Recorded data:
-*-
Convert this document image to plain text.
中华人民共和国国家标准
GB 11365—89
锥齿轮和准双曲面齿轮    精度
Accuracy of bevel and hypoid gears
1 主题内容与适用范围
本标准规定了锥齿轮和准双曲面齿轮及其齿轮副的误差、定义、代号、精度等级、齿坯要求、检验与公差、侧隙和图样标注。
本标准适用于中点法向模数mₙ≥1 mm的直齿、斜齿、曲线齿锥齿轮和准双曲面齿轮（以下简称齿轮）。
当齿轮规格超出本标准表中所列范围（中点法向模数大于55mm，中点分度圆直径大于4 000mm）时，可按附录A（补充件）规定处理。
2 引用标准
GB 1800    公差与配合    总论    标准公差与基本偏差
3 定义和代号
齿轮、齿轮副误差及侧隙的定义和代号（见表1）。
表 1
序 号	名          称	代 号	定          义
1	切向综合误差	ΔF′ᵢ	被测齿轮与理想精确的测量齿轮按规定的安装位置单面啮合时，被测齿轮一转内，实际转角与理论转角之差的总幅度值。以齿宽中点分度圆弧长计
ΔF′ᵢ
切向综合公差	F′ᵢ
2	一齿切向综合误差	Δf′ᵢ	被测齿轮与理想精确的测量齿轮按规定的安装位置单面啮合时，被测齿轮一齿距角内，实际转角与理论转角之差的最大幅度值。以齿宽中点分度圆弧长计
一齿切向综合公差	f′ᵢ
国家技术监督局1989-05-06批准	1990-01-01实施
-*-
From the records above, pull out every line containing the word "以齿宽中点分度圆弧长计".

1	切向综合误差	ΔF′ᵢ	被测齿轮与理想精确的测量齿轮按规定的安装位置单面啮合时，被测齿轮一转内，实际转角与理论转角之差的总幅度值。以齿宽中点分度圆弧长计
2	一齿切向综合误差	Δf′ᵢ	被测齿轮与理想精确的测量齿轮按规定的安装位置单面啮合时，被测齿轮一齿距角内，实际转角与理论转角之差的最大幅度值。以齿宽中点分度圆弧长计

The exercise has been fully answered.